[Stored records]
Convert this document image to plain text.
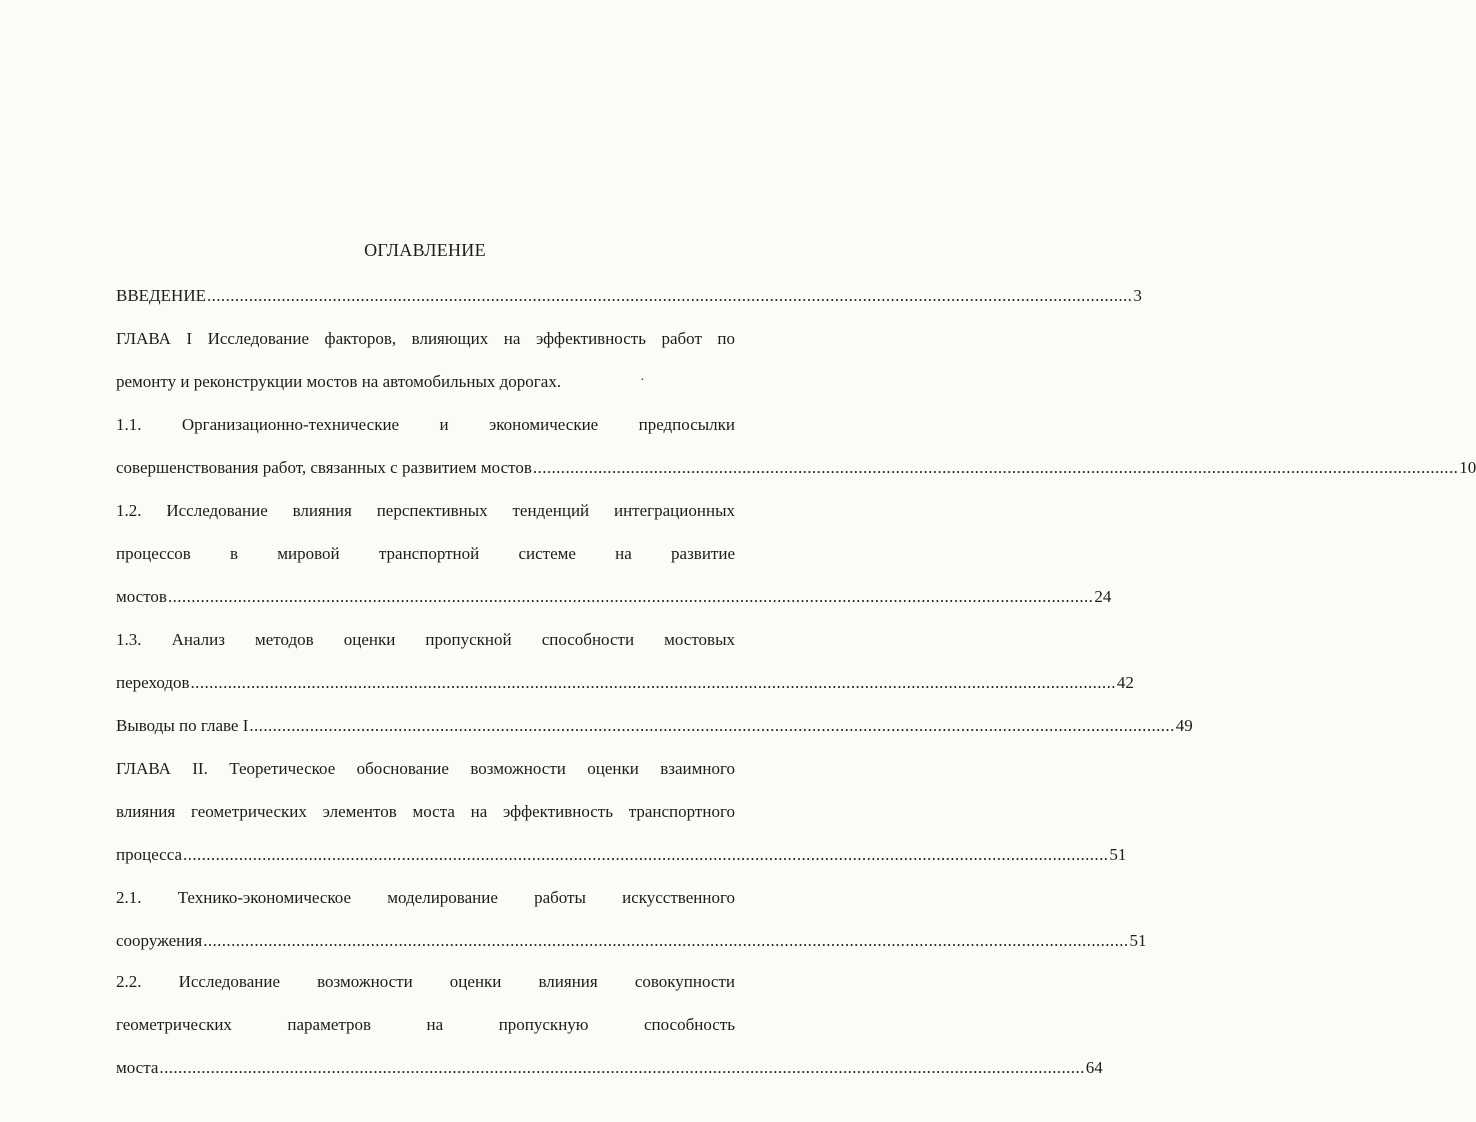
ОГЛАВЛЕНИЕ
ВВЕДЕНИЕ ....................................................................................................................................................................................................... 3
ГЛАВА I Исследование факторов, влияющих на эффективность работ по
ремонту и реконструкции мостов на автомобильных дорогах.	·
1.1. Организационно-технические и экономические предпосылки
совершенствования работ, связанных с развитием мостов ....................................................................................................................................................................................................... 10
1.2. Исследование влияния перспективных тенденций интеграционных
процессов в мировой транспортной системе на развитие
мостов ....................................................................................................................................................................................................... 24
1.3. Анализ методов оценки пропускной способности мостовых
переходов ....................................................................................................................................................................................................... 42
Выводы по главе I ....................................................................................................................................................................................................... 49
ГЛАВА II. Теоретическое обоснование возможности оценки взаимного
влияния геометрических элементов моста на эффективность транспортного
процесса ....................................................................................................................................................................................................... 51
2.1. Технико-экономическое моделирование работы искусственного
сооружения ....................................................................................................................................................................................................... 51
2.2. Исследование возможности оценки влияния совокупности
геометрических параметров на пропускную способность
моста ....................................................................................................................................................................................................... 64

■ **TASK DESCRIPTION**:
Using the entries above, return each line that includes the word "Исследование".

■ **CORRECT ANSWER**:
ГЛАВА I Исследование факторов, влияющих на эффективность работ по
1.2. Исследование влияния перспективных тенденций интеграционных
2.2. Исследование возможности оценки влияния совокупности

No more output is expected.